### GIVEN REQUEST
Could you copy exactly the lines from the one containing "Extract all readable text from this page." through the last line of the records below, leaving out any pictures?

### EXERCISE INPUTS
──────
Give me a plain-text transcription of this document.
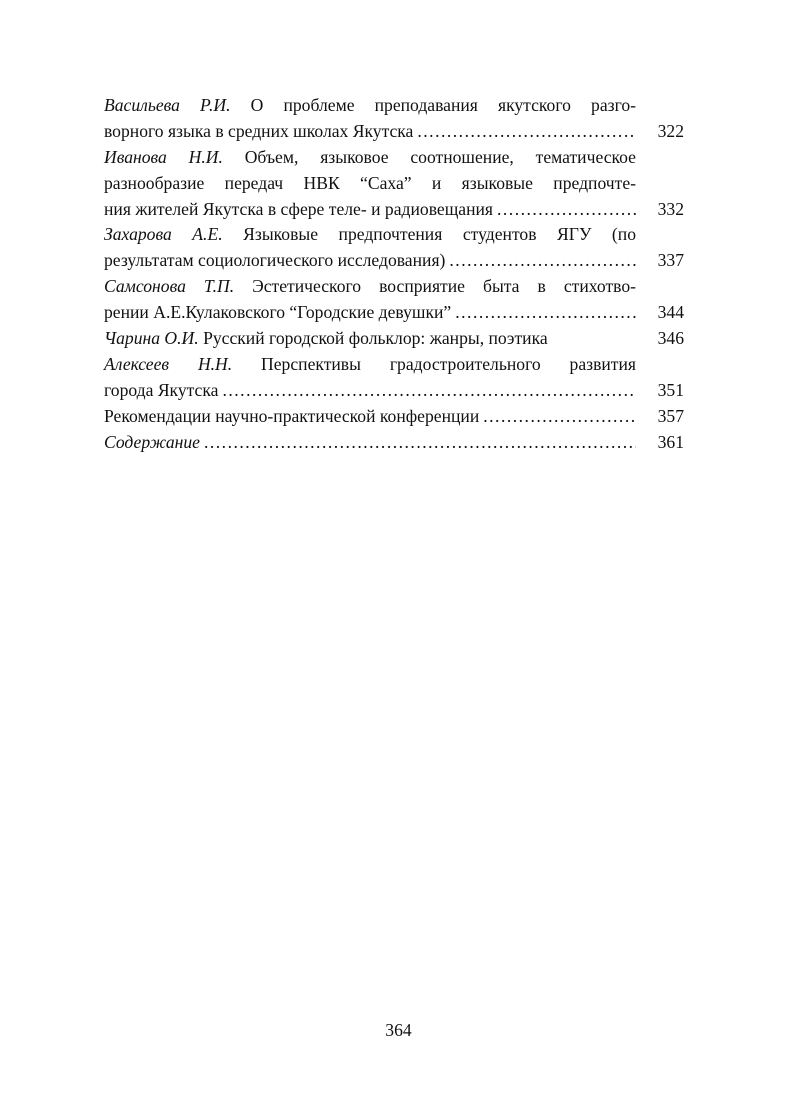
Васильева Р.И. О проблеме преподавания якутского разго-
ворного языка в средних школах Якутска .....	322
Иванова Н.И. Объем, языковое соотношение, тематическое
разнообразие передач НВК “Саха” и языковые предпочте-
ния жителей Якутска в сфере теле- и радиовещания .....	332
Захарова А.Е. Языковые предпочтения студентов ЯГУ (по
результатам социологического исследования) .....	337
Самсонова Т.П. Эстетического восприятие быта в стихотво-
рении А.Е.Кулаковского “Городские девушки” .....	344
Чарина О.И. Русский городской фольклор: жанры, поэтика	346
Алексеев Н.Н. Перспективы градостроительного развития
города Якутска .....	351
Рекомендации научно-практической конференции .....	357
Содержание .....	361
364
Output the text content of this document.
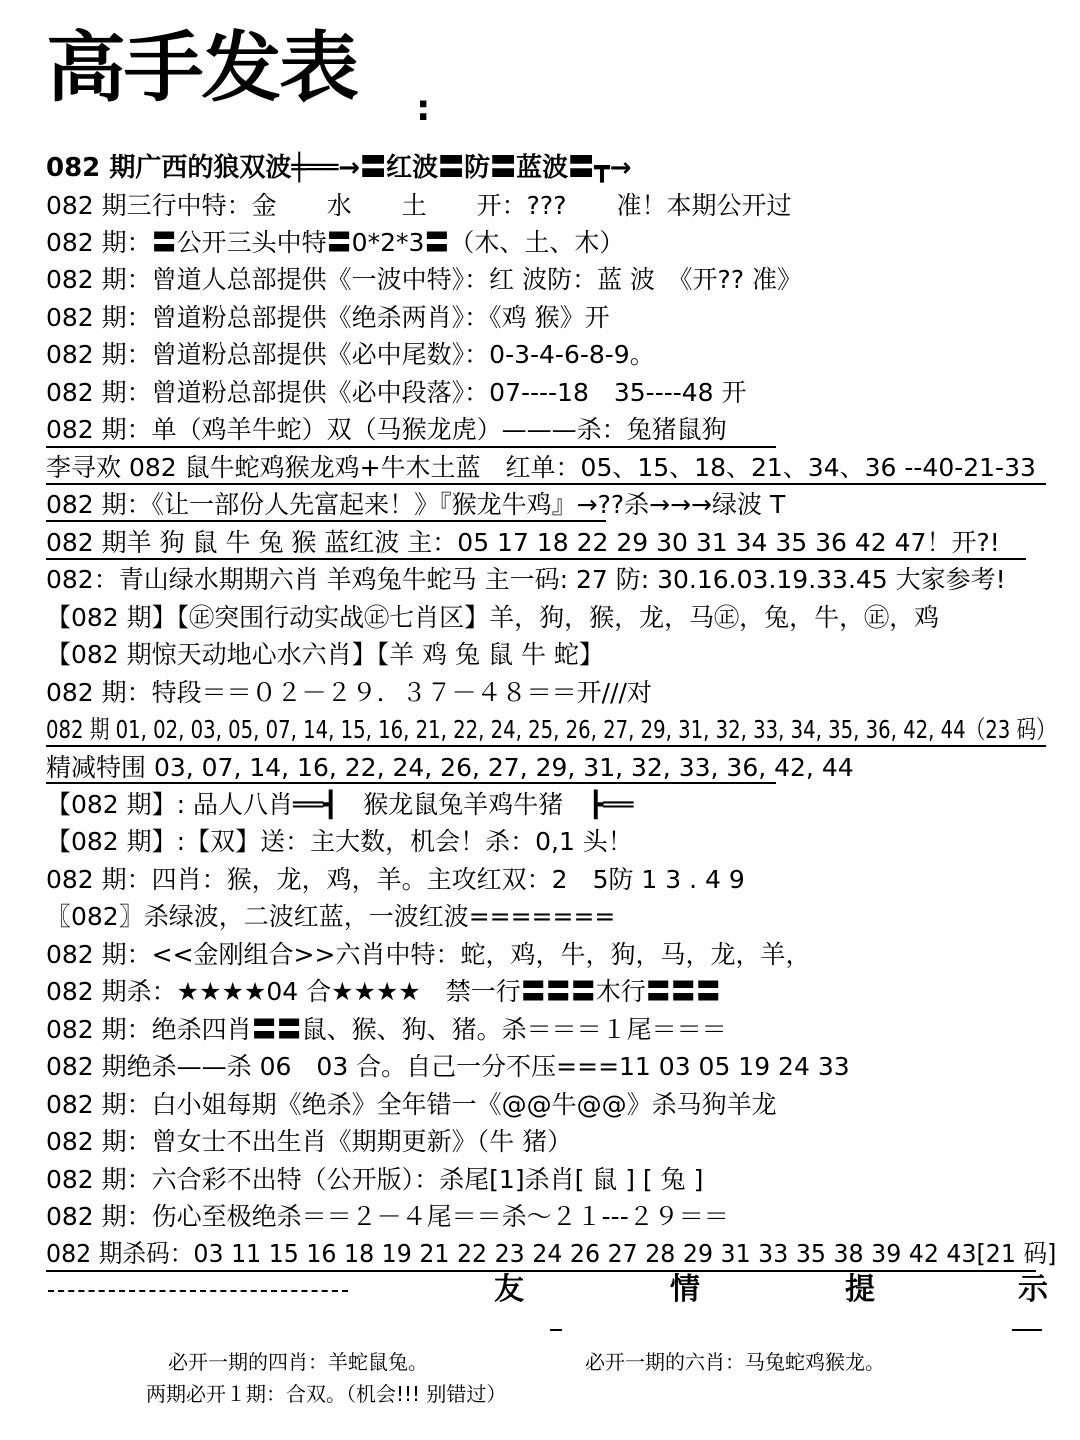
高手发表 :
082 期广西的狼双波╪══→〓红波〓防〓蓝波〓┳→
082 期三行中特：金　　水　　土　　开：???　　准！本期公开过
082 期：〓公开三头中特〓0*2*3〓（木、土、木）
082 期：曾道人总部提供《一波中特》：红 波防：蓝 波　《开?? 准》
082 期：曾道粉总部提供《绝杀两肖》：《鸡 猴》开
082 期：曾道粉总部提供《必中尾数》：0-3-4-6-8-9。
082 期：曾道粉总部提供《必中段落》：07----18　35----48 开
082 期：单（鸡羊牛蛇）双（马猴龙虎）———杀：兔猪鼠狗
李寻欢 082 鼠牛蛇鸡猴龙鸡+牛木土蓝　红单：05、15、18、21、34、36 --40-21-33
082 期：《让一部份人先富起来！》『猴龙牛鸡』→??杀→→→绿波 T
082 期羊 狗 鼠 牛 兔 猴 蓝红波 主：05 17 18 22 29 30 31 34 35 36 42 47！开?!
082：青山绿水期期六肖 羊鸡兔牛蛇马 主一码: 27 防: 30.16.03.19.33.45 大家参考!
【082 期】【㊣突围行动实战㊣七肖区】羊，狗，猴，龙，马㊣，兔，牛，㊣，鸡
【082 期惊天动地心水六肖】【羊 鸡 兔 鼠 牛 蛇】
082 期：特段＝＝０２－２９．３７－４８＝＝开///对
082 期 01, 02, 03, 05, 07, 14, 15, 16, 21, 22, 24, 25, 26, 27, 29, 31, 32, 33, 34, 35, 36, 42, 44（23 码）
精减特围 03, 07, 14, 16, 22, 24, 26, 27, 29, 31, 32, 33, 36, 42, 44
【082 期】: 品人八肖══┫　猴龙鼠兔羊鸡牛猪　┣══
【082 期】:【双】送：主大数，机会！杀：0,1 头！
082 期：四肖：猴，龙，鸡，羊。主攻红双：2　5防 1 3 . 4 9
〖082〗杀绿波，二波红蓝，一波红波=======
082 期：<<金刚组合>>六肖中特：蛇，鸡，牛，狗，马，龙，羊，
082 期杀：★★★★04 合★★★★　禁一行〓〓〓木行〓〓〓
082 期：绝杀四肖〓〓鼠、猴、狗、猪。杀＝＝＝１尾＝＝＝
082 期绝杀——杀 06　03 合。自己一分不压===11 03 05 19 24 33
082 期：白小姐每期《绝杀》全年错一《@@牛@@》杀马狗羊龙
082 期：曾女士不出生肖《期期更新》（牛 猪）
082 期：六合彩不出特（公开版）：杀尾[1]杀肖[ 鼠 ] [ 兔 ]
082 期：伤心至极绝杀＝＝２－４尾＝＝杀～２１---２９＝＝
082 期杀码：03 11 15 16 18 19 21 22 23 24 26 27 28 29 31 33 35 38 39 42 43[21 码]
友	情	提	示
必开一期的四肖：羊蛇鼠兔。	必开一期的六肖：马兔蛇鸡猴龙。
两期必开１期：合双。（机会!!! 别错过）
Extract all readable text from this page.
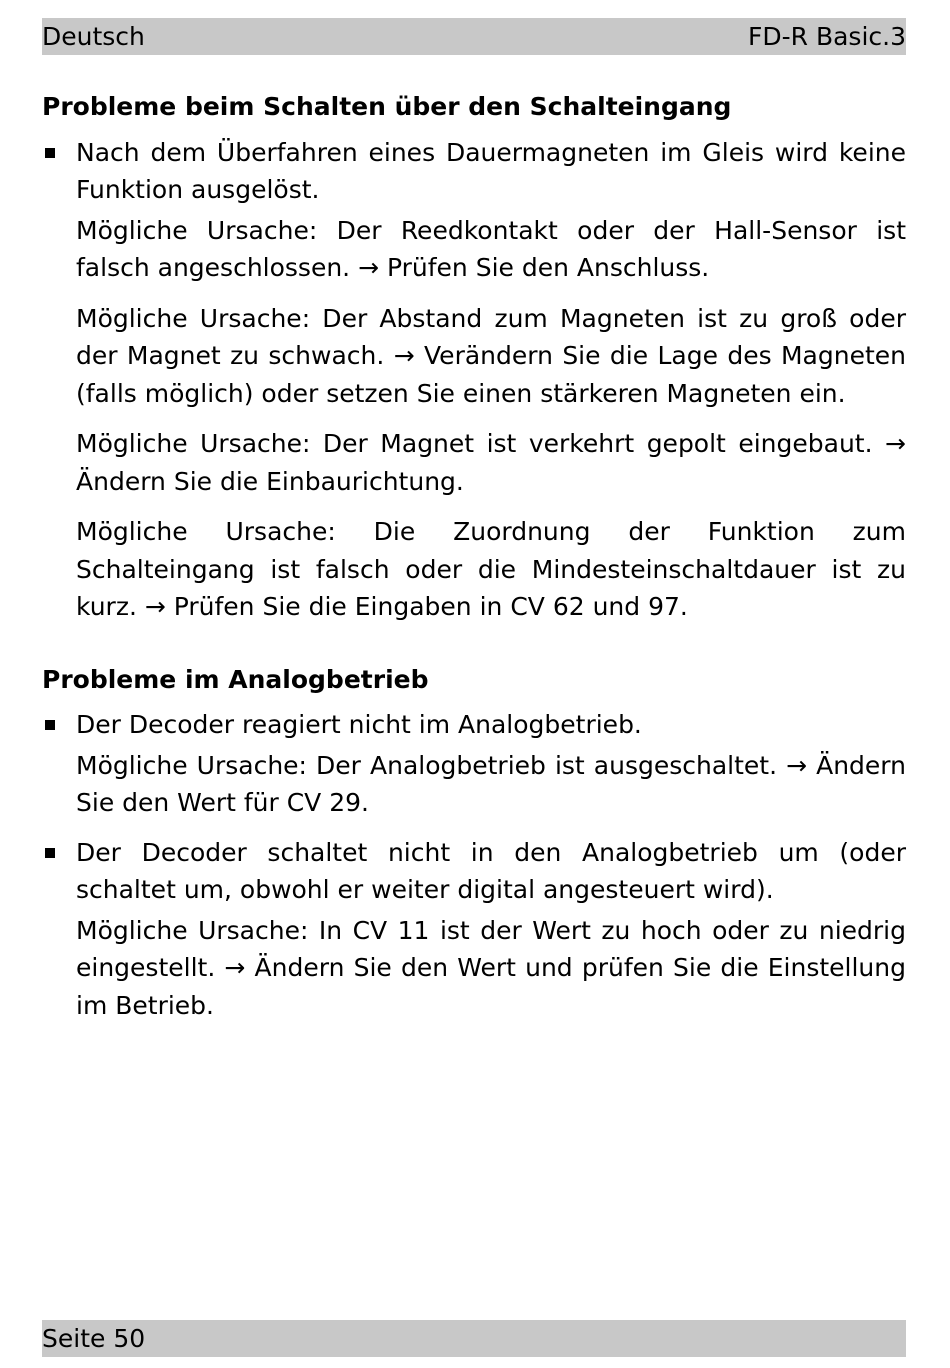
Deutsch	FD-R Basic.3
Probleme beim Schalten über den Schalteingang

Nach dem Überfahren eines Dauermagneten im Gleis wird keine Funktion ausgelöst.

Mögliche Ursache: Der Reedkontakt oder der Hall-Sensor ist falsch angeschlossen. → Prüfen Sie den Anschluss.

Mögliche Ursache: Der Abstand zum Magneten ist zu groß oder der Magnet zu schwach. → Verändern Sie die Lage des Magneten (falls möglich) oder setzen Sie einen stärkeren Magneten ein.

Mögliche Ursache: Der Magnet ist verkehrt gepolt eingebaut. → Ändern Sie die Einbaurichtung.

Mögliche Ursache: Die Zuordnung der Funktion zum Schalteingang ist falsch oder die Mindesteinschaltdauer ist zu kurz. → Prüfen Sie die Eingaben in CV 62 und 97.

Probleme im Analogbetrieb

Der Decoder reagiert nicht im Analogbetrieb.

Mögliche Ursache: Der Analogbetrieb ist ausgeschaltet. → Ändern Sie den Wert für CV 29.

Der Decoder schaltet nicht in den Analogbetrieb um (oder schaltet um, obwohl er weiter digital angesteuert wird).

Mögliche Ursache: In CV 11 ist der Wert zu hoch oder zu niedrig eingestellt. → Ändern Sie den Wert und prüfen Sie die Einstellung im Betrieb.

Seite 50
──────
### EXPECTED OUTPUT
Extract all readable text from this page.
Deutsch	FD-R Basic.3
Probleme beim Schalten über den Schalteingang

Nach dem Überfahren eines Dauermagneten im Gleis wird keine Funktion ausgelöst.

Mögliche Ursache: Der Reedkontakt oder der Hall-Sensor ist falsch angeschlossen. → Prüfen Sie den Anschluss.

Mögliche Ursache: Der Abstand zum Magneten ist zu groß oder der Magnet zu schwach. → Verändern Sie die Lage des Magneten (falls möglich) oder setzen Sie einen stärkeren Magneten ein.

Mögliche Ursache: Der Magnet ist verkehrt gepolt eingebaut. → Ändern Sie die Einbaurichtung.

Mögliche Ursache: Die Zuordnung der Funktion zum Schalteingang ist falsch oder die Mindesteinschaltdauer ist zu kurz. → Prüfen Sie die Eingaben in CV 62 und 97.

Probleme im Analogbetrieb

Der Decoder reagiert nicht im Analogbetrieb.

Mögliche Ursache: Der Analogbetrieb ist ausgeschaltet. → Ändern Sie den Wert für CV 29.

Der Decoder schaltet nicht in den Analogbetrieb um (oder schaltet um, obwohl er weiter digital angesteuert wird).

Mögliche Ursache: In CV 11 ist der Wert zu hoch oder zu niedrig eingestellt. → Ändern Sie den Wert und prüfen Sie die Einstellung im Betrieb.

Seite 50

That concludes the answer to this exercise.